Material provided:

-- Begin --

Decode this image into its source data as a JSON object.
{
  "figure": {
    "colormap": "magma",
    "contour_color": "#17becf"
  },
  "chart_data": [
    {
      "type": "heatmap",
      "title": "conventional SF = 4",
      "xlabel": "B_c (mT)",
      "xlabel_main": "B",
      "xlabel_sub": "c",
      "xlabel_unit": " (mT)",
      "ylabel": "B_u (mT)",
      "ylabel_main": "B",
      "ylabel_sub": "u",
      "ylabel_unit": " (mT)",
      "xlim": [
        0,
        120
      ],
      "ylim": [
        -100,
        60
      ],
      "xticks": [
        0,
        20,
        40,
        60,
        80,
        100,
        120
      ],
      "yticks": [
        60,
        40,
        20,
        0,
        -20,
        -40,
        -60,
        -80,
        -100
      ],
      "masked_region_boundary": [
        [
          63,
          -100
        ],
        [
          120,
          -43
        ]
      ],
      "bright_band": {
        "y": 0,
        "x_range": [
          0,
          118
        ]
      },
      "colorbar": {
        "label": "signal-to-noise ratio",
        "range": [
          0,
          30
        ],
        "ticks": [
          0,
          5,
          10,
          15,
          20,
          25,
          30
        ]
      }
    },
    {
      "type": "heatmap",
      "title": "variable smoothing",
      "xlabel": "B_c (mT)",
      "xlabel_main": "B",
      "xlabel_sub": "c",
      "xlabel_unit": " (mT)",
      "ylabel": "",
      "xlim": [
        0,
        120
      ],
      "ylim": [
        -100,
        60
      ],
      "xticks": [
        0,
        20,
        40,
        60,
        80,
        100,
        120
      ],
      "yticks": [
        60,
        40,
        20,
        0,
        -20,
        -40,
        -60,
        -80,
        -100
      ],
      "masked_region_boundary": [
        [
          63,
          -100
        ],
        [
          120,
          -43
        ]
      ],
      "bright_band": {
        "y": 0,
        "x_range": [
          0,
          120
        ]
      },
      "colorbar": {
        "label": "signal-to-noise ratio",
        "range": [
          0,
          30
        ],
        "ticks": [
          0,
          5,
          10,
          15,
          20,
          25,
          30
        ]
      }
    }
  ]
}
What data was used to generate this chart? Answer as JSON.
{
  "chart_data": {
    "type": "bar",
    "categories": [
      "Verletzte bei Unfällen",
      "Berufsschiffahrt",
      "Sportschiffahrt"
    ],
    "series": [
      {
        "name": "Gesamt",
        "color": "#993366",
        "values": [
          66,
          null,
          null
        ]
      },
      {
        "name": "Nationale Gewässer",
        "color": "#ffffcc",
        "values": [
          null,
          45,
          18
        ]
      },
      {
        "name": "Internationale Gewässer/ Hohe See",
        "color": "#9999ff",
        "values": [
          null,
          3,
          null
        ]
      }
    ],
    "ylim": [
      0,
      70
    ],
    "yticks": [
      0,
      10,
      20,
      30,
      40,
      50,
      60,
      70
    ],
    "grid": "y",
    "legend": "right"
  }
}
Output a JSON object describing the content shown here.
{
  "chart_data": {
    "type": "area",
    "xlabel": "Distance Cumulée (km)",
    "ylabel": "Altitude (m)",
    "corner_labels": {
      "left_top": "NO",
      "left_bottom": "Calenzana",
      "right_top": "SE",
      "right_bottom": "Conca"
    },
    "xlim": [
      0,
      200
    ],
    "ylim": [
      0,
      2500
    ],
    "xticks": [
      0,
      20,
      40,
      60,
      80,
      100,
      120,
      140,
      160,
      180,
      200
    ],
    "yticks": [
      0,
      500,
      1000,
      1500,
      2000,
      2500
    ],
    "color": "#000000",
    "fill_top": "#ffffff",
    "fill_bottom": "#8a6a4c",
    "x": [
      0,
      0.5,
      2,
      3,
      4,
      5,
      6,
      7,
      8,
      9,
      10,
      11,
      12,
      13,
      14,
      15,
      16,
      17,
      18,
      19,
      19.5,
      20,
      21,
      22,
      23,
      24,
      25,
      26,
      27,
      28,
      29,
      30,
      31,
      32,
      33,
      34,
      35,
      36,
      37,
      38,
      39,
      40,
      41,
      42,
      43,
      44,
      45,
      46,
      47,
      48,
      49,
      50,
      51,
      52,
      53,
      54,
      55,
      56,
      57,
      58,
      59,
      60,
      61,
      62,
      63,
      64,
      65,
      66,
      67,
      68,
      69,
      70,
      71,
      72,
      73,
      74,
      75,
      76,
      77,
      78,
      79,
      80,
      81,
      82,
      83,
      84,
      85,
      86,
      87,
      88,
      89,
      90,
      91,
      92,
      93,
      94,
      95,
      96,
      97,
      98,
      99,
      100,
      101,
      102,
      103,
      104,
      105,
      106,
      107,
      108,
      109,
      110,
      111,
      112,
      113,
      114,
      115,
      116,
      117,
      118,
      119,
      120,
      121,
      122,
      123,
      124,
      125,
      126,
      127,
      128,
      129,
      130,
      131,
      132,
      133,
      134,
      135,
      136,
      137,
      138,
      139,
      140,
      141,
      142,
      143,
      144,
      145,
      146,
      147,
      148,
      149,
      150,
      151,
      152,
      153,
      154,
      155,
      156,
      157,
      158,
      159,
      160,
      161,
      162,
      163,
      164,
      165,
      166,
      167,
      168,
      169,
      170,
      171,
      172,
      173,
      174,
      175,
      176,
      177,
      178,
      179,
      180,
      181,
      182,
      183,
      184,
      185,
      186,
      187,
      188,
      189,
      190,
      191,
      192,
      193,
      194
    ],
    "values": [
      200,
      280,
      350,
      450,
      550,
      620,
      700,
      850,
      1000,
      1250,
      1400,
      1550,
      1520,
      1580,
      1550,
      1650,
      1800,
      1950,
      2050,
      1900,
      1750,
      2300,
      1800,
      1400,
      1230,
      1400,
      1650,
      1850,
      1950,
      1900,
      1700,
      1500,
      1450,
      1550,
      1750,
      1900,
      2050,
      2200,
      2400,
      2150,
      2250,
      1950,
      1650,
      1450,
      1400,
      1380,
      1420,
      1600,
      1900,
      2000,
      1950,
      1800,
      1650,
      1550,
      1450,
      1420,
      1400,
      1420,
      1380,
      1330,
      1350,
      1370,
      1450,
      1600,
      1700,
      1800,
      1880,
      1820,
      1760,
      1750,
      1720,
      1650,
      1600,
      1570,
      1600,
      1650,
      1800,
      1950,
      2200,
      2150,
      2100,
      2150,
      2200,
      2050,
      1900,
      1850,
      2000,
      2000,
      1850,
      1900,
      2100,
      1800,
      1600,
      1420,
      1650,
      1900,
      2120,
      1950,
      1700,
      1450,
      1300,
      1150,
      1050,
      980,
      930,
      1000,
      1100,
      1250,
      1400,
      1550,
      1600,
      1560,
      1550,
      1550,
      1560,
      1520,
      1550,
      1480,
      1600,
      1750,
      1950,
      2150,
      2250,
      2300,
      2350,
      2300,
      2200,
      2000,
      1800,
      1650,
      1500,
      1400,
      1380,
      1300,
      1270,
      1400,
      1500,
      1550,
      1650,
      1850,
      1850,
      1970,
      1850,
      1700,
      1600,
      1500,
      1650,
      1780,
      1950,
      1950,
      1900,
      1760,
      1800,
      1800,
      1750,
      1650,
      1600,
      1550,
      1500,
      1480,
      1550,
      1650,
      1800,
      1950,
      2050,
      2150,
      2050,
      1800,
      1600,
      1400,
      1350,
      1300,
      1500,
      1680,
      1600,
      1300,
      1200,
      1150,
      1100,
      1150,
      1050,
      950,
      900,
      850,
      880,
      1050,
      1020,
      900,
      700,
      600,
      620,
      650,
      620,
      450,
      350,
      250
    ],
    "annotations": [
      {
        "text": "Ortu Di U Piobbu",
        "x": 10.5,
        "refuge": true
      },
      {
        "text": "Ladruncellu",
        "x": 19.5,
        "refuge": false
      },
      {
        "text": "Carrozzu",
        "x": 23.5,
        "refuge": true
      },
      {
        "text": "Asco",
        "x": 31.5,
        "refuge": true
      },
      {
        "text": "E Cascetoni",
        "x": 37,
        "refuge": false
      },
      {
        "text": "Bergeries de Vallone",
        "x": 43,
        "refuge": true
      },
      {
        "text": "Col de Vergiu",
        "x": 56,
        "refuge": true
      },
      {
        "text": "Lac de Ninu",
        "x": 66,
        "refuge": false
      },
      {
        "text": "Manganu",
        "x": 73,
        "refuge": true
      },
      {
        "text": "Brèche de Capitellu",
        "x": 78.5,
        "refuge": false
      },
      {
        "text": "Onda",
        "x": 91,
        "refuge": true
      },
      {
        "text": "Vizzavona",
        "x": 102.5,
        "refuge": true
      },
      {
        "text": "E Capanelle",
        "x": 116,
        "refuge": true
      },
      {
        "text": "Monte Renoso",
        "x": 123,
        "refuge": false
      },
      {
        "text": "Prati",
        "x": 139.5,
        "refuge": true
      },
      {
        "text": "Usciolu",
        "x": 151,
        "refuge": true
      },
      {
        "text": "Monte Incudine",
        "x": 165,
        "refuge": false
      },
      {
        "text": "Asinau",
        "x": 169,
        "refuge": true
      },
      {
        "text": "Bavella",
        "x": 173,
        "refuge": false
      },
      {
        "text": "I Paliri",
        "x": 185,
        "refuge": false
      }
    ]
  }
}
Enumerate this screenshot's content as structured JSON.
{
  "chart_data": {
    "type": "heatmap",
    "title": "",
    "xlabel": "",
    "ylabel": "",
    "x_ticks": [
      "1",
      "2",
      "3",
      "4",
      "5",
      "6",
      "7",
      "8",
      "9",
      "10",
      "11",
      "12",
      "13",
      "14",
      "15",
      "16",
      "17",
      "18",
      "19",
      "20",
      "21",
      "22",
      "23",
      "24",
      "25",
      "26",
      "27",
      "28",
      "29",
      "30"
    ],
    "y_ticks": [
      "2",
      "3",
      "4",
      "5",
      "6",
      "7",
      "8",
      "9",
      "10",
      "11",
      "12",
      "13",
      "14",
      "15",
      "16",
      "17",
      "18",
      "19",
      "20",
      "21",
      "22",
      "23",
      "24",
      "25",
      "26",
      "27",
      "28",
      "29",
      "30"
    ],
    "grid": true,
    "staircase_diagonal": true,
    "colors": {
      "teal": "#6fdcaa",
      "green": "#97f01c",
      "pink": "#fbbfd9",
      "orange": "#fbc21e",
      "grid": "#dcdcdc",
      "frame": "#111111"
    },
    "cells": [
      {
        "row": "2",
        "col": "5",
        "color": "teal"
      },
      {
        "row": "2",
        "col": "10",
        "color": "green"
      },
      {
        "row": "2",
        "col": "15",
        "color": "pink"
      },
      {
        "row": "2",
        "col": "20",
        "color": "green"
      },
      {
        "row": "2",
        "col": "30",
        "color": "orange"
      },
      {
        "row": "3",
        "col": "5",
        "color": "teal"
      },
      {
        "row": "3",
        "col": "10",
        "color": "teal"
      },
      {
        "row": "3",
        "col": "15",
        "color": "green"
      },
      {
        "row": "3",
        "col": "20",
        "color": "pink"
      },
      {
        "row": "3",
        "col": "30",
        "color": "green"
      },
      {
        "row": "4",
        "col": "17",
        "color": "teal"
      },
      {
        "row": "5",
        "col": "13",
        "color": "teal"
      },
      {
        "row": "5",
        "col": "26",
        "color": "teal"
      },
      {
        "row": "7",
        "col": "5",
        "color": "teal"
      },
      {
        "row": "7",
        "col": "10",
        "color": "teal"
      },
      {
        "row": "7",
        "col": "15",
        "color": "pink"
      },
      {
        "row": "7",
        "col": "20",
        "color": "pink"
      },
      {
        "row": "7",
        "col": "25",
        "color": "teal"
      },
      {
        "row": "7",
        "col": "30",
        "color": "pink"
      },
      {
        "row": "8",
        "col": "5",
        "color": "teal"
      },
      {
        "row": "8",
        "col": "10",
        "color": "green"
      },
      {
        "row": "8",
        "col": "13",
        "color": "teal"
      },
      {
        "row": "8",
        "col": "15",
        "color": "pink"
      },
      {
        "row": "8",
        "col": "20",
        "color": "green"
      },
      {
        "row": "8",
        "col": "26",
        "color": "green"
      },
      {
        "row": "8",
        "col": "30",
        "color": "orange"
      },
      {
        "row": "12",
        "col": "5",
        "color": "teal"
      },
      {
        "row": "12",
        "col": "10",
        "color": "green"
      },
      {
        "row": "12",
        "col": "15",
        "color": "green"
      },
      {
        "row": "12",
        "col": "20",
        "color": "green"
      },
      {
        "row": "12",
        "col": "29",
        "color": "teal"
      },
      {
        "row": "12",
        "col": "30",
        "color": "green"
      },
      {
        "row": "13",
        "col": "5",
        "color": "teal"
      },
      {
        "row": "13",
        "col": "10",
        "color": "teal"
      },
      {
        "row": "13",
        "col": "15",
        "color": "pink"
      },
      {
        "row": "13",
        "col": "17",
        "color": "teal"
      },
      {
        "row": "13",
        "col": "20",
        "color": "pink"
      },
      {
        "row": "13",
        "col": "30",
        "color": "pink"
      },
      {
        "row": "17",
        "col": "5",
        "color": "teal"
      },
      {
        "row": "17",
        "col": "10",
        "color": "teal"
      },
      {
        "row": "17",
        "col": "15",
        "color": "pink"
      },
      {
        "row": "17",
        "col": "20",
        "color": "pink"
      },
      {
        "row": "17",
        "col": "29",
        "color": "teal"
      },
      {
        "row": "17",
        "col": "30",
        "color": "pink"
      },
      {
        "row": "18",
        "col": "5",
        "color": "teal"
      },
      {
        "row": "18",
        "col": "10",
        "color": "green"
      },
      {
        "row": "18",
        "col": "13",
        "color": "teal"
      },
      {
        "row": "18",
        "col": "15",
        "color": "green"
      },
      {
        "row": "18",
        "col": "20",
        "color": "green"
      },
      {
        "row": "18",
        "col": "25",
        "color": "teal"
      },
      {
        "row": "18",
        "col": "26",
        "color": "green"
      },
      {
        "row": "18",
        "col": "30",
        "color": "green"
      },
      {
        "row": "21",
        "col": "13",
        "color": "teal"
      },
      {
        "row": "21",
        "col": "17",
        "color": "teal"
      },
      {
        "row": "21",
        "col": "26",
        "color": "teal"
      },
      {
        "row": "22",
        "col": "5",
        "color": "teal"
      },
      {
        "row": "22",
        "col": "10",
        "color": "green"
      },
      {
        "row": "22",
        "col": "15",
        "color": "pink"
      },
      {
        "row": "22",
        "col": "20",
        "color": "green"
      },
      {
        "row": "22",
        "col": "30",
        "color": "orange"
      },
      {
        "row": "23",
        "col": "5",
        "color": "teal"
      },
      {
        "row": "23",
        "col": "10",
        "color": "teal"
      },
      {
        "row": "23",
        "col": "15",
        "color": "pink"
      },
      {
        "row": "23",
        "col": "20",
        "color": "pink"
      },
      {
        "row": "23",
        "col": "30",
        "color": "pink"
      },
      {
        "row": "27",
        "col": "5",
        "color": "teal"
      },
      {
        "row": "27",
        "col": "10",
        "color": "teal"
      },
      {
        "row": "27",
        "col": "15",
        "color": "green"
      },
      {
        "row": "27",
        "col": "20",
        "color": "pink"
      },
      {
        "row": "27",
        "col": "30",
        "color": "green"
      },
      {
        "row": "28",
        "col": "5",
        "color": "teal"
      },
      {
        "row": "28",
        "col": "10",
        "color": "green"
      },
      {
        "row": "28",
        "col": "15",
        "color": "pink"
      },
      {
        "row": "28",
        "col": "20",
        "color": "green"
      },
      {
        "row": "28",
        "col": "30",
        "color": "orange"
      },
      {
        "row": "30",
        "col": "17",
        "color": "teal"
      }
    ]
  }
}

-- End --

Written exercise:
Pick out all lines from the data above in which the word "object" appears.

Response for this exercise:
Decode this image into its source data as a JSON object.
Output a JSON object describing the content shown here.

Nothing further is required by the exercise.